Problem description: Transcribe all of the material exactly.

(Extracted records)
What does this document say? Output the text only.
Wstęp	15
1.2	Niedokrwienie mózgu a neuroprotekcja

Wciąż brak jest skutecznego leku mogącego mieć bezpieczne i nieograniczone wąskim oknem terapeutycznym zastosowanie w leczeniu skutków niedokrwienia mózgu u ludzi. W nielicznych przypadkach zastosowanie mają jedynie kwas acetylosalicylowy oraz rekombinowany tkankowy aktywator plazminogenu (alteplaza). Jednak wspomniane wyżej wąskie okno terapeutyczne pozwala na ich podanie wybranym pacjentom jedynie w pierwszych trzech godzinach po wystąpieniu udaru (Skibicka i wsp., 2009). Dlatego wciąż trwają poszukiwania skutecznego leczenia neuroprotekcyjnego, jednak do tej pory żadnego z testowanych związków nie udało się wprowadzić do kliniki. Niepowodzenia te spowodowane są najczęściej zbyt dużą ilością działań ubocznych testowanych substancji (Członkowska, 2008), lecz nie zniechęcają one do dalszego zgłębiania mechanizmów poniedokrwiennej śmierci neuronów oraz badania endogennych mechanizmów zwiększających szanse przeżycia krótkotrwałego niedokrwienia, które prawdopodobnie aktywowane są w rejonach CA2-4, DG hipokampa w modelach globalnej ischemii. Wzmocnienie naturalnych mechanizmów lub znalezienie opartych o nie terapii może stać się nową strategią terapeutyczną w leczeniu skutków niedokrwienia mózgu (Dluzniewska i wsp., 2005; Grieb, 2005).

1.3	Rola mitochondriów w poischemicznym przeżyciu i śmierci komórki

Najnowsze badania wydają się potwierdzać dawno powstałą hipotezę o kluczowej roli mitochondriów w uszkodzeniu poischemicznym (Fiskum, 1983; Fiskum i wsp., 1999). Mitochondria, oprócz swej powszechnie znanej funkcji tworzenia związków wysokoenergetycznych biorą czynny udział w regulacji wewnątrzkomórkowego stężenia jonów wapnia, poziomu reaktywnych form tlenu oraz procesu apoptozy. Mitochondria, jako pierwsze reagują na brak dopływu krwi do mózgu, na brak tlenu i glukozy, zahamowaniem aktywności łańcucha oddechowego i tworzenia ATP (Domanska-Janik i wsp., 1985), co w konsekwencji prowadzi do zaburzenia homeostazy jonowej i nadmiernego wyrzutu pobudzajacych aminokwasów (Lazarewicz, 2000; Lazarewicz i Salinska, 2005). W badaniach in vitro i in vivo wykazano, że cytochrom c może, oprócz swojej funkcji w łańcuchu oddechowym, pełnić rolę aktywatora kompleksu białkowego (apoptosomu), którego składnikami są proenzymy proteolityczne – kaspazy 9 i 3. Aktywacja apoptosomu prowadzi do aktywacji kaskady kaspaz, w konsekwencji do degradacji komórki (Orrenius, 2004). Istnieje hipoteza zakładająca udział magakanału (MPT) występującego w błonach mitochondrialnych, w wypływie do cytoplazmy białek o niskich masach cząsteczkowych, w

Completed exercise:
What does this document say? Output the text only.
Wstęp	15
1.2	Niedokrwienie mózgu a neuroprotekcja

Wciąż brak jest skutecznego leku mogącego mieć bezpieczne i nieograniczone wąskim oknem terapeutycznym zastosowanie w leczeniu skutków niedokrwienia mózgu u ludzi. W nielicznych przypadkach zastosowanie mają jedynie kwas acetylosalicylowy oraz rekombinowany tkankowy aktywator plazminogenu (alteplaza). Jednak wspomniane wyżej wąskie okno terapeutyczne pozwala na ich podanie wybranym pacjentom jedynie w pierwszych trzech godzinach po wystąpieniu udaru (Skibicka i wsp., 2009). Dlatego wciąż trwają poszukiwania skutecznego leczenia neuroprotekcyjnego, jednak do tej pory żadnego z testowanych związków nie udało się wprowadzić do kliniki. Niepowodzenia te spowodowane są najczęściej zbyt dużą ilością działań ubocznych testowanych substancji (Członkowska, 2008), lecz nie zniechęcają one do dalszego zgłębiania mechanizmów poniedokrwiennej śmierci neuronów oraz badania endogennych mechanizmów zwiększających szanse przeżycia krótkotrwałego niedokrwienia, które prawdopodobnie aktywowane są w rejonach CA2-4, DG hipokampa w modelach globalnej ischemii. Wzmocnienie naturalnych mechanizmów lub znalezienie opartych o nie terapii może stać się nową strategią terapeutyczną w leczeniu skutków niedokrwienia mózgu (Dluzniewska i wsp., 2005; Grieb, 2005).

1.3	Rola mitochondriów w poischemicznym przeżyciu i śmierci komórki

Najnowsze badania wydają się potwierdzać dawno powstałą hipotezę o kluczowej roli mitochondriów w uszkodzeniu poischemicznym (Fiskum, 1983; Fiskum i wsp., 1999). Mitochondria, oprócz swej powszechnie znanej funkcji tworzenia związków wysokoenergetycznych biorą czynny udział w regulacji wewnątrzkomórkowego stężenia jonów wapnia, poziomu reaktywnych form tlenu oraz procesu apoptozy. Mitochondria, jako pierwsze reagują na brak dopływu krwi do mózgu, na brak tlenu i glukozy, zahamowaniem aktywności łańcucha oddechowego i tworzenia ATP (Domanska-Janik i wsp., 1985), co w konsekwencji prowadzi do zaburzenia homeostazy jonowej i nadmiernego wyrzutu pobudzajacych aminokwasów (Lazarewicz, 2000; Lazarewicz i Salinska, 2005). W badaniach in vitro i in vivo wykazano, że cytochrom c może, oprócz swojej funkcji w łańcuchu oddechowym, pełnić rolę aktywatora kompleksu białkowego (apoptosomu), którego składnikami są proenzymy proteolityczne – kaspazy 9 i 3. Aktywacja apoptosomu prowadzi do aktywacji kaskady kaspaz, w konsekwencji do degradacji komórki (Orrenius, 2004). Istnieje hipoteza zakładająca udział magakanału (MPT) występującego w błonach mitochondrialnych, w wypływie do cytoplazmy białek o niskich masach cząsteczkowych, w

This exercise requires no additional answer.